### DIRECTIONS FOR THIS TASK
In the data below, locate each line with the word "committing" and list it.

### STORED ROWS

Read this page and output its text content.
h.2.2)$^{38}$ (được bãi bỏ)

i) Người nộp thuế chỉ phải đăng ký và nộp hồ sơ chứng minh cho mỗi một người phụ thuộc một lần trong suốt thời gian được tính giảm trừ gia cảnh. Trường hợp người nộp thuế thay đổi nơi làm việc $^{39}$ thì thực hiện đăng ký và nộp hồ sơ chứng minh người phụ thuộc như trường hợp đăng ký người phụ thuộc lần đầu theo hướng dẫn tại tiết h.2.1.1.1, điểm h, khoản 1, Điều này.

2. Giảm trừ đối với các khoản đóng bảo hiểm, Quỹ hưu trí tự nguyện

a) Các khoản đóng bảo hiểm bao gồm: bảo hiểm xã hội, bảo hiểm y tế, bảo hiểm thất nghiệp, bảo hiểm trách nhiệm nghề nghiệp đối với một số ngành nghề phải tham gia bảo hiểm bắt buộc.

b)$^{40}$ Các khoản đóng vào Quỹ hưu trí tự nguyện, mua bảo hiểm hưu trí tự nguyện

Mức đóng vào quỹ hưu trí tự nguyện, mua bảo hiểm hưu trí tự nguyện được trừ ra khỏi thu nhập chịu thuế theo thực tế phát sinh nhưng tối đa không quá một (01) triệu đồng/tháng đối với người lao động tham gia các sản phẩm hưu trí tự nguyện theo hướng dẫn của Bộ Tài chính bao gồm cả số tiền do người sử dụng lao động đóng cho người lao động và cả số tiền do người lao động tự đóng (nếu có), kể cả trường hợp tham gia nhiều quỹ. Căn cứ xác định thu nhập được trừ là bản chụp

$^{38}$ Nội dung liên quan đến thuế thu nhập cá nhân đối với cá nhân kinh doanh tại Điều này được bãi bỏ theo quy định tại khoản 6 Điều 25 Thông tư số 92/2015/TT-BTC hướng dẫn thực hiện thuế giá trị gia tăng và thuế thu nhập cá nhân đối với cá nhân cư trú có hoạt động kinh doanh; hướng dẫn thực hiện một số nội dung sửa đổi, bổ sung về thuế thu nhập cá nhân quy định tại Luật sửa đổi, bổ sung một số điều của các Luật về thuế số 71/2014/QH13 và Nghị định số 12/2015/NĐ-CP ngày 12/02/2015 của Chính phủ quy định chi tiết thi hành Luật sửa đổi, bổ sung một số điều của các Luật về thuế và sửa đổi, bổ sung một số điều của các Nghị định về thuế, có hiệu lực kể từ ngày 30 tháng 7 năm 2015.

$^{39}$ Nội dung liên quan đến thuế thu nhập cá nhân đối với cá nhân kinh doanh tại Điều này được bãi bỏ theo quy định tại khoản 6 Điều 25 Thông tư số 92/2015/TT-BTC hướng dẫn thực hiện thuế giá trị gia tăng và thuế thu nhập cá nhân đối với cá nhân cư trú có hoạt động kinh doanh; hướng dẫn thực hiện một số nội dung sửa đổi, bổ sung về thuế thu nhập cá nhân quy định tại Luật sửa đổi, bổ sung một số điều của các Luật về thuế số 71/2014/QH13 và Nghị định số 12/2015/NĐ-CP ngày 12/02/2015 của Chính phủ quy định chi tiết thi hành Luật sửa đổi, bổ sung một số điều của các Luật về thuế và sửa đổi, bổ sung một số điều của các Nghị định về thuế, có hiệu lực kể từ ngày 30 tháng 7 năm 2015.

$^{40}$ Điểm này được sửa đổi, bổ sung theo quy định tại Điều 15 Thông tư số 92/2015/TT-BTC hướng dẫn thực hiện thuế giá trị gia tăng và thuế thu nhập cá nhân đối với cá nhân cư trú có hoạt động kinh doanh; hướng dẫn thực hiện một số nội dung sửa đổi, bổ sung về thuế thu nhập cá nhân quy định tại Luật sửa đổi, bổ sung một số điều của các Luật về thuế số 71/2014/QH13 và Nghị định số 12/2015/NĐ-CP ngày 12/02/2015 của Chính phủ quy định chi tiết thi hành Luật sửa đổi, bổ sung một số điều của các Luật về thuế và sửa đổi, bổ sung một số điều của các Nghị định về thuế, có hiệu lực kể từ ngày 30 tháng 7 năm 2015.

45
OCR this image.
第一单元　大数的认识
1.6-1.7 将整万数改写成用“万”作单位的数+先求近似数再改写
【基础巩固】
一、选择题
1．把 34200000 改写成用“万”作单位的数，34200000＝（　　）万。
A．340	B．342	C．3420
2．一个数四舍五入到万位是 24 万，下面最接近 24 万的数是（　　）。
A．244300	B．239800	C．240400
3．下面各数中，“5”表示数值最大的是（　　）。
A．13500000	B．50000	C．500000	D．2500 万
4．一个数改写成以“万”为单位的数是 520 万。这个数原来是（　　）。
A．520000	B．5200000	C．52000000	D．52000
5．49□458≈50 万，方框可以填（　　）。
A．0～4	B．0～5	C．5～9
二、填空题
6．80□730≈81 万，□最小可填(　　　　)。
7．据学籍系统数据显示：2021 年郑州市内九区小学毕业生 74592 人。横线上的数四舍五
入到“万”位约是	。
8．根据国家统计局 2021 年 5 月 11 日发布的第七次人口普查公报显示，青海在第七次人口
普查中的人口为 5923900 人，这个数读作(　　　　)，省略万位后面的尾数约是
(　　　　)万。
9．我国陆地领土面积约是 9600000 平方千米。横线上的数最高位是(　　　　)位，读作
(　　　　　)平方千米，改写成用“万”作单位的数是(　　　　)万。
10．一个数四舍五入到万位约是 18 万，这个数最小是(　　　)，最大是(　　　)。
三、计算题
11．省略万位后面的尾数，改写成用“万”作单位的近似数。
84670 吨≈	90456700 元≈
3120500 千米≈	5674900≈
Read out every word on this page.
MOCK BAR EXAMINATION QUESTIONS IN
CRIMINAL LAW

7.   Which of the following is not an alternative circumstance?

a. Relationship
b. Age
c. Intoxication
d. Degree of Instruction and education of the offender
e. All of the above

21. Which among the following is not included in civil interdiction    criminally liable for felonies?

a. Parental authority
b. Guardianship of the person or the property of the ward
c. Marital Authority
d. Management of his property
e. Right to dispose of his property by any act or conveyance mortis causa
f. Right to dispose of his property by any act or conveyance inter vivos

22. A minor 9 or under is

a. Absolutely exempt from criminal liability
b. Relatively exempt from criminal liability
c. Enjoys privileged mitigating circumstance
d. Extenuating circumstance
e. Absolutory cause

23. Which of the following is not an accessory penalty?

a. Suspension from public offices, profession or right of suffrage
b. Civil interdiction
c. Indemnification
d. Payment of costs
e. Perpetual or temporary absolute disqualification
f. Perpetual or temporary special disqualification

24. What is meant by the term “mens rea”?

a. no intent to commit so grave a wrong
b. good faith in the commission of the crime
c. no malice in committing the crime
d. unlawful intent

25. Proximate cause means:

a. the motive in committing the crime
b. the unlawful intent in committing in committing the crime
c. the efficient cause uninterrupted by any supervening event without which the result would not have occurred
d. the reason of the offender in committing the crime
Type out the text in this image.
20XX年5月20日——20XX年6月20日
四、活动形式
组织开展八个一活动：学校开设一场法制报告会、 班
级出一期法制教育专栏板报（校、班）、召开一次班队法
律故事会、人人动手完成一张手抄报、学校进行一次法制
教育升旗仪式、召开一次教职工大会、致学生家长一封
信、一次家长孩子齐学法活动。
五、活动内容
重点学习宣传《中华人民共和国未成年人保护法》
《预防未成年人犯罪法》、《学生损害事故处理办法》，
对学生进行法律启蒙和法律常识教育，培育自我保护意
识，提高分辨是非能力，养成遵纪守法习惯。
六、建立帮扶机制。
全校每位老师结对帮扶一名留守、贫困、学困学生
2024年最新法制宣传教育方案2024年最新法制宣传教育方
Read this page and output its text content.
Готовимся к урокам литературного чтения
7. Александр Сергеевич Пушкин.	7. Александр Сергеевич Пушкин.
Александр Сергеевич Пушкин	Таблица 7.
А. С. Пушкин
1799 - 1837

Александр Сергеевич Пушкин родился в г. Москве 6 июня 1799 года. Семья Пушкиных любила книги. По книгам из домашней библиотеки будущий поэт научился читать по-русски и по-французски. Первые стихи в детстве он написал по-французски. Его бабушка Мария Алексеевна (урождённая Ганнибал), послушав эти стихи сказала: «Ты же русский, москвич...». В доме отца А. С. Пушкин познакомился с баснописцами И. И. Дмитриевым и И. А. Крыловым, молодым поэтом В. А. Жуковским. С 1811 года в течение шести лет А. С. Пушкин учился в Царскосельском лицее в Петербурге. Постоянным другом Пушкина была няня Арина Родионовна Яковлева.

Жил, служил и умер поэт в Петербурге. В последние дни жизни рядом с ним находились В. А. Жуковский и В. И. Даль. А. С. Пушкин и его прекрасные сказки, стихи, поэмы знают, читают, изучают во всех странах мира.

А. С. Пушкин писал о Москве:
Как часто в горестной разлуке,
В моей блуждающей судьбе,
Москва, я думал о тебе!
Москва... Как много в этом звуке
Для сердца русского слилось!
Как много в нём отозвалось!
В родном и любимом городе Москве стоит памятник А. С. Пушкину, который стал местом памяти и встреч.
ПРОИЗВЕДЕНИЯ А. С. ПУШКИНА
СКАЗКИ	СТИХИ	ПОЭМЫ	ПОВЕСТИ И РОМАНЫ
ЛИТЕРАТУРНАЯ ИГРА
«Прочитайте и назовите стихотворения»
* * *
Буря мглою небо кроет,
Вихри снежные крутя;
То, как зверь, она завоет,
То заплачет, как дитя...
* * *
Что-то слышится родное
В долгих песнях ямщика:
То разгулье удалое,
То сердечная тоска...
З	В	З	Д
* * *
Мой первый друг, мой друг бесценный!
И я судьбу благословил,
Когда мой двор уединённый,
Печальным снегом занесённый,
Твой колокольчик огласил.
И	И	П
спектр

### RESULT OF THIS TASK
c. no malice in committing the crime
a. the motive in committing the crime
b. the unlawful intent in committing in committing the crime
d. the reason of the offender in committing the crime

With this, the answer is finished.